### TASK REQUIREMENTS
Reproduce all lines of the listing below in which the word "Website" occurs.

***** MATERIAL SHOWN

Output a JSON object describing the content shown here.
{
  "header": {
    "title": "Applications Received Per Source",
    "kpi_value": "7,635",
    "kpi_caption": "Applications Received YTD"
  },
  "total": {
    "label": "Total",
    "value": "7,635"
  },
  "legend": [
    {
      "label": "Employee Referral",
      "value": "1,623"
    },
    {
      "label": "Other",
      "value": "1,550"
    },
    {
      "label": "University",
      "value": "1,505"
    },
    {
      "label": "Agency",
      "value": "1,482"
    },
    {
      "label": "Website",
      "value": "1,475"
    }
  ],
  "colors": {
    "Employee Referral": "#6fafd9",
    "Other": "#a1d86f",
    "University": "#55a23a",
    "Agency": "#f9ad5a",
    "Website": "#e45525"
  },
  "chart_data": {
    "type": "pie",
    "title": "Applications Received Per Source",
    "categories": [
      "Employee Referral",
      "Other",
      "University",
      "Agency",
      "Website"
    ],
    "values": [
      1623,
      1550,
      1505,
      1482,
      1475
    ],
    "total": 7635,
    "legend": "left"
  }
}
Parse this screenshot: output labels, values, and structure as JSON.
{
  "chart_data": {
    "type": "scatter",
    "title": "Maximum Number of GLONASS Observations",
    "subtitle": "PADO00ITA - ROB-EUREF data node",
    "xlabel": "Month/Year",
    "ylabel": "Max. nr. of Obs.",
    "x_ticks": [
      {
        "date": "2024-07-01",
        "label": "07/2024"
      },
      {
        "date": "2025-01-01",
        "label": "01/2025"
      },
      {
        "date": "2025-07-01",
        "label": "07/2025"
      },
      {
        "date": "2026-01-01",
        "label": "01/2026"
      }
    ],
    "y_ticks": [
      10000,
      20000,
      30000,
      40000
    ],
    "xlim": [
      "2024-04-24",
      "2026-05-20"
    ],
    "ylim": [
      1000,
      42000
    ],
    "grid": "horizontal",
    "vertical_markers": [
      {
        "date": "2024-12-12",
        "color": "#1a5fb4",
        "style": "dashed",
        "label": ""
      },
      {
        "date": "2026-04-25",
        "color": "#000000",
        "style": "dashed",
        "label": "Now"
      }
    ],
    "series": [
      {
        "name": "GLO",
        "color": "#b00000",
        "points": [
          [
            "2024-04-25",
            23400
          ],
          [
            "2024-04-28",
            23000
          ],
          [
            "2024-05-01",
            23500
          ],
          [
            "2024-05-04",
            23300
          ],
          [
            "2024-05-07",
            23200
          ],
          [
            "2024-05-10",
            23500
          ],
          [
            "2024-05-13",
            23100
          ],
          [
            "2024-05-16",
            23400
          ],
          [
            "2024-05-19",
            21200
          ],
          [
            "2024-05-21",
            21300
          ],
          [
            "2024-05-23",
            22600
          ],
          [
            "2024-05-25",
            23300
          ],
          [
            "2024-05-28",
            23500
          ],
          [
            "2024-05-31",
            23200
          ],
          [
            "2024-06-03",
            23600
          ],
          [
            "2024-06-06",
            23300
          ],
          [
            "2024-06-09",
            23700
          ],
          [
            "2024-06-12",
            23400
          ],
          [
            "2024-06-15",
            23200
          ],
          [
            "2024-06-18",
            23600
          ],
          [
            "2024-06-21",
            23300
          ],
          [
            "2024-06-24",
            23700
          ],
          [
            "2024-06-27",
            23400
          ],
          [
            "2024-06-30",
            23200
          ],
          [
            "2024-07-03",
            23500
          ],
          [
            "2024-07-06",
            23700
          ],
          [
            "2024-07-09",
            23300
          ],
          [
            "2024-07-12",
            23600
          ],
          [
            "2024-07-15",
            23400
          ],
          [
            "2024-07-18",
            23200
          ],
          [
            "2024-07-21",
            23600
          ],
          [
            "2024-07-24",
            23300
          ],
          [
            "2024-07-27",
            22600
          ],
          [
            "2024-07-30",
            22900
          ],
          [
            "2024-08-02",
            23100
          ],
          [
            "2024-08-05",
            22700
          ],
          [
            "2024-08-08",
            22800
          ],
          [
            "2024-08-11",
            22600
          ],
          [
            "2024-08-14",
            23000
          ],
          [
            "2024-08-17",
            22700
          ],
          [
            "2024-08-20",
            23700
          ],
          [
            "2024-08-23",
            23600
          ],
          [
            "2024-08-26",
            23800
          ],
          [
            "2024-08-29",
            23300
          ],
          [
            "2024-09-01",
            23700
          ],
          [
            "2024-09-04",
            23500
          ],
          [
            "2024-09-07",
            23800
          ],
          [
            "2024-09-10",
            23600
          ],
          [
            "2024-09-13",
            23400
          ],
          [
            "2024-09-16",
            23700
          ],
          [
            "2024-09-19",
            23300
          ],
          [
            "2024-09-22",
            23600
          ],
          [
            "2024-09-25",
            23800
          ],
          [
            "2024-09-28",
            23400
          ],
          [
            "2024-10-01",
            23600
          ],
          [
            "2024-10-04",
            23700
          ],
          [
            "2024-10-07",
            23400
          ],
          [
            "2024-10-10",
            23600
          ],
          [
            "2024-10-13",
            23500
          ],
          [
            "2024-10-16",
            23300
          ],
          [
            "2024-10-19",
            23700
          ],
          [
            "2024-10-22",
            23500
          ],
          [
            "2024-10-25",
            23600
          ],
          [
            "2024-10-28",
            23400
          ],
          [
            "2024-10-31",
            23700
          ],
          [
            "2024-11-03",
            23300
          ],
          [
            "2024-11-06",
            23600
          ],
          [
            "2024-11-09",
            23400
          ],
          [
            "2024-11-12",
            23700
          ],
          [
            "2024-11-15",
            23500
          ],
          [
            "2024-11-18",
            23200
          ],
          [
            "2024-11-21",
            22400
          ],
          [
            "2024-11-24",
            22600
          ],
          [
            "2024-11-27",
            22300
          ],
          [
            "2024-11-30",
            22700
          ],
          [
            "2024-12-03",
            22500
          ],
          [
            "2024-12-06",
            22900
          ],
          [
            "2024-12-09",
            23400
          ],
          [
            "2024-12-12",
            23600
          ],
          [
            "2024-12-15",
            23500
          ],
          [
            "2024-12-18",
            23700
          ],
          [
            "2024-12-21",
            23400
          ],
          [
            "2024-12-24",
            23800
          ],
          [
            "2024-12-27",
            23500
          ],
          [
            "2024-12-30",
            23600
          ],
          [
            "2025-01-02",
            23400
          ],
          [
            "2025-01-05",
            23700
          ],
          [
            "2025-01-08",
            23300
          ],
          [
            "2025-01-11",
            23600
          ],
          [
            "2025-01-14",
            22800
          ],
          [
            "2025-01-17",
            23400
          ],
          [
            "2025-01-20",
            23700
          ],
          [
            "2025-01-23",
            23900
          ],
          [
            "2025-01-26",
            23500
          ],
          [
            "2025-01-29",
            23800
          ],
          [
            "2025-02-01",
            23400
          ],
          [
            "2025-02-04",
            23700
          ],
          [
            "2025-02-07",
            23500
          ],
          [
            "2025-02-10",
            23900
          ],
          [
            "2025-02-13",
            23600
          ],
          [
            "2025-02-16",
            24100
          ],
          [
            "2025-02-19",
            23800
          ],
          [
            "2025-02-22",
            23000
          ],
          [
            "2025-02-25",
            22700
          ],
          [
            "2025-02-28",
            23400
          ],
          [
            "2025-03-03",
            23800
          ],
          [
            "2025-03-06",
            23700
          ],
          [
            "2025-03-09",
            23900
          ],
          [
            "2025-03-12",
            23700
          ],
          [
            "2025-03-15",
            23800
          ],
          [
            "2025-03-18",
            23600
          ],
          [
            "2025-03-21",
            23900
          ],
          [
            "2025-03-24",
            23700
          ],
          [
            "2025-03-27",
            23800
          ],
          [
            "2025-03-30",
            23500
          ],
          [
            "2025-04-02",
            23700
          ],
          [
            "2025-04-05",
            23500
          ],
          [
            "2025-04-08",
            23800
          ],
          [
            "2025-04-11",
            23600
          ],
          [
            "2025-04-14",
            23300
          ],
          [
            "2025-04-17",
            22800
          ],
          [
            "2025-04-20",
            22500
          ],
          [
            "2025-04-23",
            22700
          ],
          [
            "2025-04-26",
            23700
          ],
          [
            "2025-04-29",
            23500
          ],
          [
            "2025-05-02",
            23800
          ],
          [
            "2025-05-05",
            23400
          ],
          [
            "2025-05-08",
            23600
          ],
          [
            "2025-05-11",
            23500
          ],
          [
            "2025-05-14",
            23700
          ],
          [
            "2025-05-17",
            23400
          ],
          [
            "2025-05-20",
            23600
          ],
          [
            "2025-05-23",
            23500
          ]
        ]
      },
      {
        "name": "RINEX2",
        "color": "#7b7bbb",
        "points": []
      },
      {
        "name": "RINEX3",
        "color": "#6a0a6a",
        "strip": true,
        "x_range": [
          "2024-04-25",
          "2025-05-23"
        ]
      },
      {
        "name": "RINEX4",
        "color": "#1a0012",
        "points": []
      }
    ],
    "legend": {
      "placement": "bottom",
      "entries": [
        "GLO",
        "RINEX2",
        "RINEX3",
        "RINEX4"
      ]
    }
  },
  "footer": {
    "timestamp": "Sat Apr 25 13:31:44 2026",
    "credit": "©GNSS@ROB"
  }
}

**********

### SOLUTION TO THIS TASK
      "label": "Website",
    "Website": "#e45525"
      "Website"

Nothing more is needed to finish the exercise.